Task brief:
Give the listing again in full, exactly as written.
____ Exercise inputs
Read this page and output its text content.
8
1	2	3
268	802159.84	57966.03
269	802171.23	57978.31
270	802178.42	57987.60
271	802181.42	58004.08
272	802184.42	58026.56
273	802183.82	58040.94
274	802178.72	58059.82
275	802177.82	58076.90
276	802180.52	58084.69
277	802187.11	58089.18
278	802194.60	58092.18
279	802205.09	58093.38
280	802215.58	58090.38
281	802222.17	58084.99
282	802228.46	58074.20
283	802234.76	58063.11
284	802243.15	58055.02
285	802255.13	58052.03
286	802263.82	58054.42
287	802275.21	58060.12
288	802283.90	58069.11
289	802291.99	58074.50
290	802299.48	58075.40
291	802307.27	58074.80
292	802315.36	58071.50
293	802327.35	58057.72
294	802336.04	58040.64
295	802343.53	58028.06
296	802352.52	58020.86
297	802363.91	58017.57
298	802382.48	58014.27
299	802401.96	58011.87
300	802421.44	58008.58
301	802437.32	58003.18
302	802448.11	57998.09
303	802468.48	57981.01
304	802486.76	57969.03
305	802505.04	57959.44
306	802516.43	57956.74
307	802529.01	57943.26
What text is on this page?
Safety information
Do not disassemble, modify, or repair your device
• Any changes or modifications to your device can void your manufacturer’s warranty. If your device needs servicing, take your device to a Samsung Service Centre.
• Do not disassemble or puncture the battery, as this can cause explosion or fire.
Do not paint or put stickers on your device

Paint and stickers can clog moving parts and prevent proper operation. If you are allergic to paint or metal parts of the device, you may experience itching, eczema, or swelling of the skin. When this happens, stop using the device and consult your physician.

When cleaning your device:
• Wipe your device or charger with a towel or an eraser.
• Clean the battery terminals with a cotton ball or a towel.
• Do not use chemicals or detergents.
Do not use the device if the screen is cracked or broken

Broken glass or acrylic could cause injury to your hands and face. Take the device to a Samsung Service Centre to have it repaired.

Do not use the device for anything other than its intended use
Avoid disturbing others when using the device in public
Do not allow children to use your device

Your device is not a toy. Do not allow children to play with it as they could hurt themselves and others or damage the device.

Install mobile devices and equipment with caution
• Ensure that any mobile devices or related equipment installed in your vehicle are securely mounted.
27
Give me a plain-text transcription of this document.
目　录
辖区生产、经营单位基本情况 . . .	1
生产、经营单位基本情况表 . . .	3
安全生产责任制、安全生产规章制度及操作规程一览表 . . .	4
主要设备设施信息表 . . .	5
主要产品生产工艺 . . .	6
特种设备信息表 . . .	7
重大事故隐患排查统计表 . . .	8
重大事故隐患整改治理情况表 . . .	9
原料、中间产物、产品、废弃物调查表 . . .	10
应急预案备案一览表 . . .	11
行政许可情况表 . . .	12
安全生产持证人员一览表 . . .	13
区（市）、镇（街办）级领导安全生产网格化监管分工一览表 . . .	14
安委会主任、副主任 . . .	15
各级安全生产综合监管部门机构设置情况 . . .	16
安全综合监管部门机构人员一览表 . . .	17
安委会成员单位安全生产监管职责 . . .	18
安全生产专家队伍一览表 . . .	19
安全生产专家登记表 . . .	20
________
Solution below:
Read this page and output its text content.
8
1	2	3
268	802159.84	57966.03
269	802171.23	57978.31
270	802178.42	57987.60
271	802181.42	58004.08
272	802184.42	58026.56
273	802183.82	58040.94
274	802178.72	58059.82
275	802177.82	58076.90
276	802180.52	58084.69
277	802187.11	58089.18
278	802194.60	58092.18
279	802205.09	58093.38
280	802215.58	58090.38
281	802222.17	58084.99
282	802228.46	58074.20
283	802234.76	58063.11
284	802243.15	58055.02
285	802255.13	58052.03
286	802263.82	58054.42
287	802275.21	58060.12
288	802283.90	58069.11
289	802291.99	58074.50
290	802299.48	58075.40
291	802307.27	58074.80
292	802315.36	58071.50
293	802327.35	58057.72
294	802336.04	58040.64
295	802343.53	58028.06
296	802352.52	58020.86
297	802363.91	58017.57
298	802382.48	58014.27
299	802401.96	58011.87
300	802421.44	58008.58
301	802437.32	58003.18
302	802448.11	57998.09
303	802468.48	57981.01
304	802486.76	57969.03
305	802505.04	57959.44
306	802516.43	57956.74
307	802529.01	57943.26
What text is on this page?
Safety information
Do not disassemble, modify, or repair your device
• Any changes or modifications to your device can void your manufacturer’s warranty. If your device needs servicing, take your device to a Samsung Service Centre.
• Do not disassemble or puncture the battery, as this can cause explosion or fire.
Do not paint or put stickers on your device

Paint and stickers can clog moving parts and prevent proper operation. If you are allergic to paint or metal parts of the device, you may experience itching, eczema, or swelling of the skin. When this happens, stop using the device and consult your physician.

When cleaning your device:
• Wipe your device or charger with a towel or an eraser.
• Clean the battery terminals with a cotton ball or a towel.
• Do not use chemicals or detergents.
Do not use the device if the screen is cracked or broken

Broken glass or acrylic could cause injury to your hands and face. Take the device to a Samsung Service Centre to have it repaired.

Do not use the device for anything other than its intended use
Avoid disturbing others when using the device in public
Do not allow children to use your device

Your device is not a toy. Do not allow children to play with it as they could hurt themselves and others or damage the device.

Install mobile devices and equipment with caution
• Ensure that any mobile devices or related equipment installed in your vehicle are securely mounted.
27
Give me a plain-text transcription of this document.
目　录
辖区生产、经营单位基本情况 . . .	1
生产、经营单位基本情况表 . . .	3
安全生产责任制、安全生产规章制度及操作规程一览表 . . .	4
主要设备设施信息表 . . .	5
主要产品生产工艺 . . .	6
特种设备信息表 . . .	7
重大事故隐患排查统计表 . . .	8
重大事故隐患整改治理情况表 . . .	9
原料、中间产物、产品、废弃物调查表 . . .	10
应急预案备案一览表 . . .	11
行政许可情况表 . . .	12
安全生产持证人员一览表 . . .	13
区（市）、镇（街办）级领导安全生产网格化监管分工一览表 . . .	14
安委会主任、副主任 . . .	15
各级安全生产综合监管部门机构设置情况 . . .	16
安全综合监管部门机构人员一览表 . . .	17
安委会成员单位安全生产监管职责 . . .	18
安全生产专家队伍一览表 . . .	19
安全生产专家登记表 . . .	20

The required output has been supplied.